== What to work on ==
Locate each line below that includes "JSON" and reproduce it.

— begin Source data —

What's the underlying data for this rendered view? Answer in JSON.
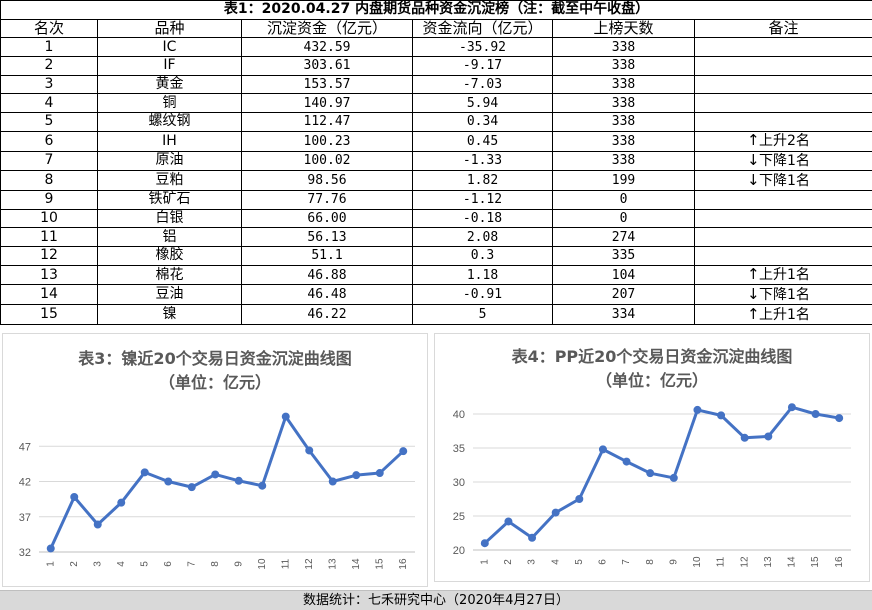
{
  "table": {
    "title": "表1：2020.04.27 内盘期货品种资金沉淀榜（注：截至中午收盘）",
    "headers": [
      "名次",
      "品种",
      "沉淀资金（亿元）",
      "资金流向（亿元）",
      "上榜天数",
      "备注"
    ],
    "rows": [
      {
        "rank": "1",
        "name": "IC",
        "amount": "432.59",
        "flow": "-35.92",
        "days": "338",
        "arrow": "",
        "note": ""
      },
      {
        "rank": "2",
        "name": "IF",
        "amount": "303.61",
        "flow": "-9.17",
        "days": "338",
        "arrow": "",
        "note": ""
      },
      {
        "rank": "3",
        "name": "黄金",
        "amount": "153.57",
        "flow": "-7.03",
        "days": "338",
        "arrow": "",
        "note": ""
      },
      {
        "rank": "4",
        "name": "铜",
        "amount": "140.97",
        "flow": "5.94",
        "days": "338",
        "arrow": "",
        "note": ""
      },
      {
        "rank": "5",
        "name": "螺纹钢",
        "amount": "112.47",
        "flow": "0.34",
        "days": "338",
        "arrow": "",
        "note": ""
      },
      {
        "rank": "6",
        "name": "IH",
        "amount": "100.23",
        "flow": "0.45",
        "days": "338",
        "arrow": "↑",
        "note": "上升2名"
      },
      {
        "rank": "7",
        "name": "原油",
        "amount": "100.02",
        "flow": "-1.33",
        "days": "338",
        "arrow": "↓",
        "note": "下降1名"
      },
      {
        "rank": "8",
        "name": "豆粕",
        "amount": "98.56",
        "flow": "1.82",
        "days": "199",
        "arrow": "↓",
        "note": "下降1名"
      },
      {
        "rank": "9",
        "name": "铁矿石",
        "amount": "77.76",
        "flow": "-1.12",
        "days": "0",
        "arrow": "",
        "note": ""
      },
      {
        "rank": "10",
        "name": "白银",
        "amount": "66.00",
        "flow": "-0.18",
        "days": "0",
        "arrow": "",
        "note": ""
      },
      {
        "rank": "11",
        "name": "铝",
        "amount": "56.13",
        "flow": "2.08",
        "days": "274",
        "arrow": "",
        "note": ""
      },
      {
        "rank": "12",
        "name": "橡胶",
        "amount": "51.1",
        "flow": "0.3",
        "days": "335",
        "arrow": "",
        "note": ""
      },
      {
        "rank": "13",
        "name": "棉花",
        "amount": "46.88",
        "flow": "1.18",
        "days": "104",
        "arrow": "↑",
        "note": "上升1名"
      },
      {
        "rank": "14",
        "name": "豆油",
        "amount": "46.48",
        "flow": "-0.91",
        "days": "207",
        "arrow": "↓",
        "note": "下降1名"
      },
      {
        "rank": "15",
        "name": "镍",
        "amount": "46.22",
        "flow": "5",
        "days": "334",
        "arrow": "↑",
        "note": "上升1名"
      }
    ]
  },
  "chart_data": [
    {
      "type": "line",
      "title": "表3：镍近20个交易日资金沉淀曲线图",
      "subtitle": "（单位：亿元）",
      "x": [
        "1",
        "2",
        "3",
        "4",
        "5",
        "6",
        "7",
        "8",
        "9",
        "10",
        "11",
        "12",
        "13",
        "14",
        "15",
        "16"
      ],
      "series": [
        {
          "values": [
            32.5,
            39.8,
            35.9,
            39.0,
            43.3,
            42.0,
            41.2,
            43.0,
            42.1,
            41.4,
            51.2,
            46.4,
            42.0,
            42.9,
            43.2,
            46.3
          ]
        }
      ],
      "yticks": [
        32,
        37,
        42,
        47
      ],
      "ylim": [
        32,
        52
      ],
      "grid": true,
      "color": "#4472c4"
    },
    {
      "type": "line",
      "title": "表4：PP近20个交易日资金沉淀曲线图",
      "subtitle": "（单位：亿元）",
      "x": [
        "1",
        "2",
        "3",
        "4",
        "5",
        "6",
        "7",
        "8",
        "9",
        "10",
        "11",
        "12",
        "13",
        "14",
        "15",
        "16"
      ],
      "series": [
        {
          "values": [
            21.0,
            24.2,
            21.8,
            25.5,
            27.5,
            34.8,
            33.0,
            31.3,
            30.6,
            40.6,
            39.8,
            36.5,
            36.7,
            41.0,
            40.0,
            39.4
          ]
        }
      ],
      "yticks": [
        20,
        25,
        30,
        35,
        40
      ],
      "ylim": [
        20,
        40
      ],
      "grid": true,
      "color": "#4472c4"
    }
  ],
  "footer": "数据统计：七禾研究中心（2020年4月27日）"
}
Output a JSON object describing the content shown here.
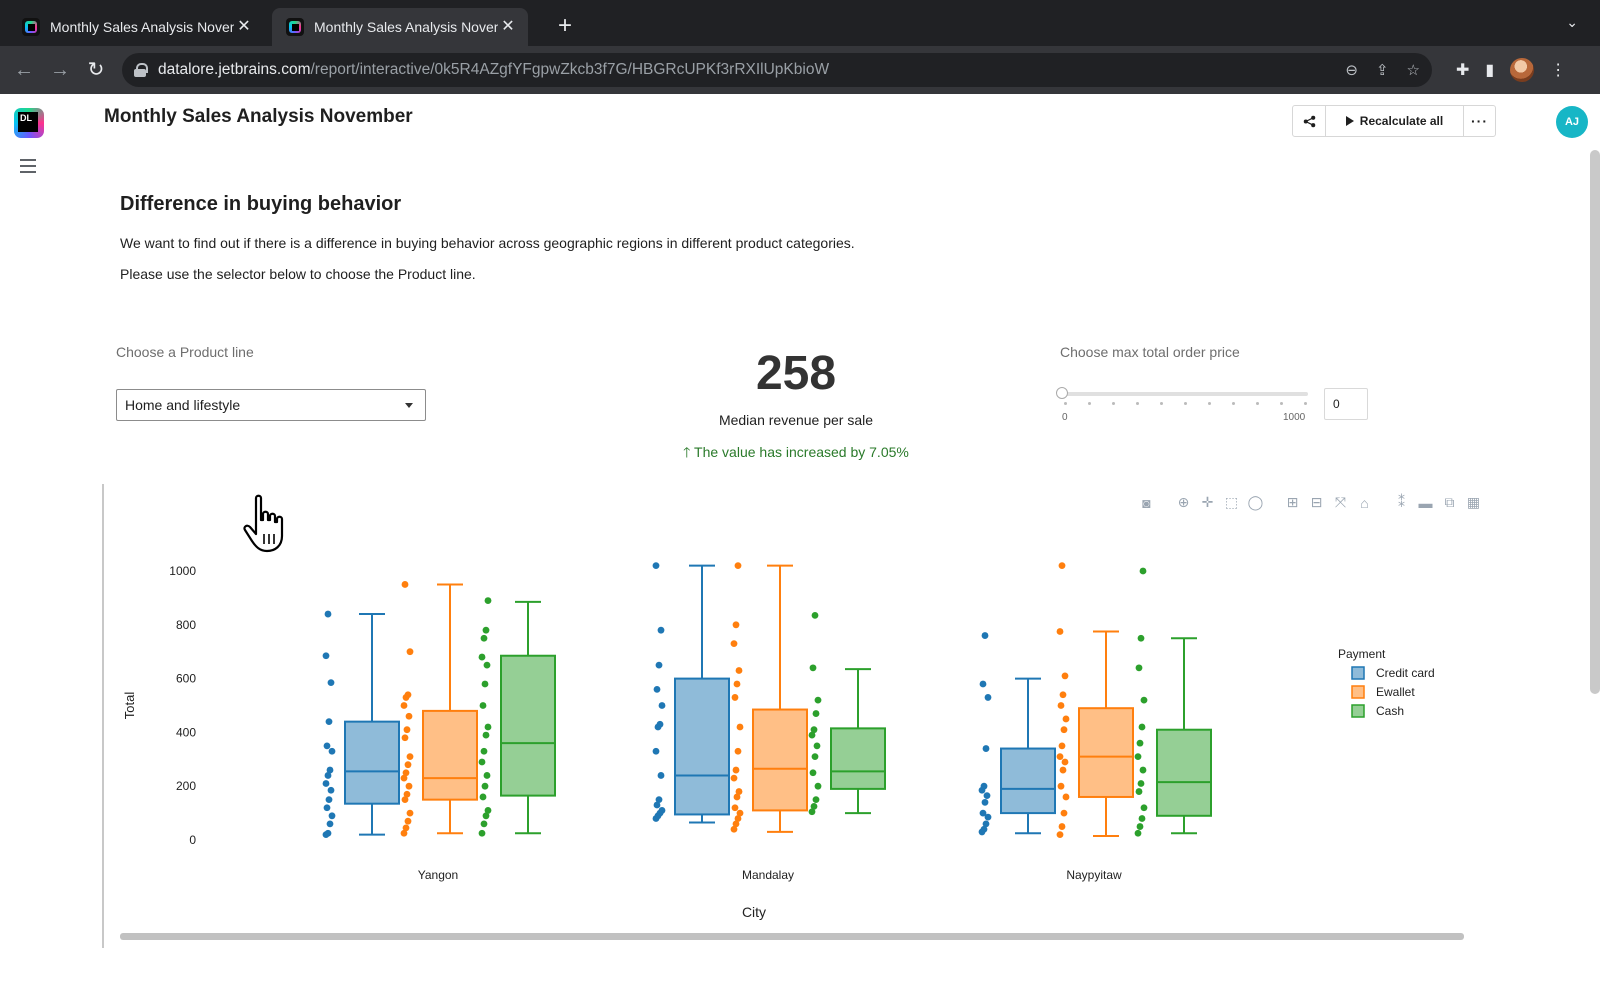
{
  "browser": {
    "tabs": [
      {
        "title": "Monthly Sales Analysis November",
        "active": false
      },
      {
        "title": "Monthly Sales Analysis November",
        "active": true
      }
    ],
    "url_host": "datalore.jetbrains.com",
    "url_path": "/report/interactive/0k5R4AZgfYFgpwZkcb3f7G/HBGRcUPKf3rRXIlUpKbioW"
  },
  "app": {
    "logo_text": "DL",
    "report_title": "Monthly Sales Analysis November",
    "recalculate_label": "Recalculate all",
    "more_label": "···",
    "user_initials": "AJ"
  },
  "section": {
    "title": "Difference in buying behavior",
    "paragraph1": "We want to find out if there is a difference in buying behavior across geographic regions in different product categories.",
    "paragraph2": "Please use the selector below to choose the Product line."
  },
  "controls": {
    "product_label": "Choose a Product line",
    "product_value": "Home and lifestyle",
    "kpi_value": "258",
    "kpi_label": "Median revenue per sale",
    "kpi_delta": "The value has increased by 7.05%",
    "price_label": "Choose max total order price",
    "slider_min": "0",
    "slider_max": "1000",
    "slider_value_fraction": 0,
    "price_input_value": "0"
  },
  "colors": {
    "credit_card": "#1f77b4",
    "ewallet": "#ff7f0e",
    "cash": "#2ca02c",
    "kpi_up": "#2a7a2a"
  },
  "chart_data": {
    "type": "box",
    "xlabel": "City",
    "ylabel": "Total",
    "ylim": [
      0,
      1000
    ],
    "yticks": [
      0,
      200,
      400,
      600,
      800,
      1000
    ],
    "categories": [
      "Yangon",
      "Mandalay",
      "Naypyitaw"
    ],
    "legend_title": "Payment",
    "legend_position": "top-right",
    "series": [
      {
        "name": "Credit card",
        "color": "#1f77b4",
        "boxes": [
          {
            "min": 20,
            "q1": 135,
            "median": 255,
            "q3": 440,
            "max": 840,
            "points": [
              20,
              25,
              60,
              90,
              120,
              150,
              185,
              210,
              240,
              260,
              330,
              350,
              440,
              585,
              685,
              840
            ]
          },
          {
            "min": 65,
            "q1": 95,
            "median": 240,
            "q3": 600,
            "max": 1020,
            "points": [
              80,
              90,
              100,
              110,
              130,
              150,
              240,
              330,
              420,
              430,
              500,
              560,
              650,
              780,
              1020
            ]
          },
          {
            "min": 25,
            "q1": 100,
            "median": 190,
            "q3": 340,
            "max": 600,
            "points": [
              30,
              40,
              60,
              85,
              100,
              140,
              165,
              185,
              200,
              340,
              530,
              580,
              760
            ]
          }
        ]
      },
      {
        "name": "Ewallet",
        "color": "#ff7f0e",
        "boxes": [
          {
            "min": 25,
            "q1": 150,
            "median": 230,
            "q3": 480,
            "max": 950,
            "points": [
              25,
              45,
              70,
              100,
              150,
              170,
              200,
              230,
              250,
              280,
              310,
              380,
              410,
              460,
              500,
              530,
              540,
              700,
              950
            ]
          },
          {
            "min": 30,
            "q1": 110,
            "median": 265,
            "q3": 485,
            "max": 1020,
            "points": [
              40,
              60,
              80,
              100,
              120,
              160,
              180,
              230,
              260,
              330,
              420,
              530,
              580,
              630,
              730,
              800,
              1020
            ]
          },
          {
            "min": 15,
            "q1": 160,
            "median": 310,
            "q3": 490,
            "max": 775,
            "points": [
              20,
              50,
              100,
              160,
              200,
              260,
              290,
              310,
              350,
              410,
              450,
              500,
              540,
              610,
              775,
              1020
            ]
          }
        ]
      },
      {
        "name": "Cash",
        "color": "#2ca02c",
        "boxes": [
          {
            "min": 25,
            "q1": 165,
            "median": 360,
            "q3": 685,
            "max": 885,
            "points": [
              25,
              60,
              90,
              110,
              160,
              200,
              240,
              290,
              330,
              390,
              420,
              500,
              580,
              650,
              680,
              750,
              780,
              890
            ]
          },
          {
            "min": 100,
            "q1": 190,
            "median": 255,
            "q3": 415,
            "max": 635,
            "points": [
              105,
              125,
              150,
              200,
              250,
              310,
              350,
              390,
              410,
              470,
              520,
              640,
              835
            ]
          },
          {
            "min": 25,
            "q1": 90,
            "median": 215,
            "q3": 410,
            "max": 750,
            "points": [
              25,
              50,
              80,
              120,
              180,
              210,
              260,
              310,
              360,
              420,
              520,
              640,
              750,
              1000
            ]
          }
        ]
      }
    ]
  }
}
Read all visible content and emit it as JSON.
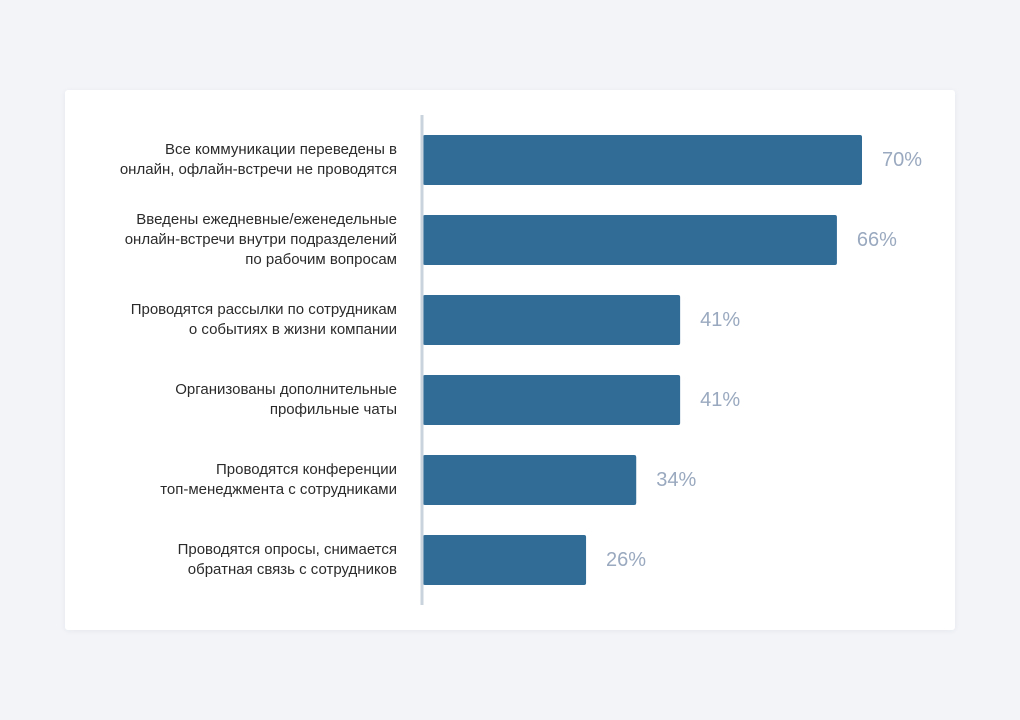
{
  "chart_data": {
    "type": "bar",
    "orientation": "horizontal",
    "categories": [
      "Все коммуникации переведены в\nонлайн, офлайн-встречи не проводятся",
      "Введены ежедневные/еженедельные\nонлайн-встречи внутри подразделений\nпо рабочим вопросам",
      "Проводятся рассылки по сотрудникам\nо событиях в жизни компании",
      "Организованы дополнительные\nпрофильные чаты",
      "Проводятся конференции\nтоп-менеджмента с сотрудниками",
      "Проводятся опросы, снимается\nобратная связь с сотрудников"
    ],
    "values": [
      70,
      66,
      41,
      41,
      34,
      26
    ],
    "value_labels": [
      "70%",
      "66%",
      "41%",
      "41%",
      "34%",
      "26%"
    ],
    "xlim": [
      0,
      70
    ],
    "grid": false,
    "legend": "none",
    "colors": {
      "bar": "#306c96",
      "value_label": "#9aa9bf",
      "axis_line": "#c9d3de",
      "category_label": "#2b2b2b"
    }
  }
}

— end Source data —

== Reply to the task ==
What's the underlying data for this rendered view? Answer in JSON.
Output a JSON object describing the content shown here.
Read all visible content and emit it as JSON.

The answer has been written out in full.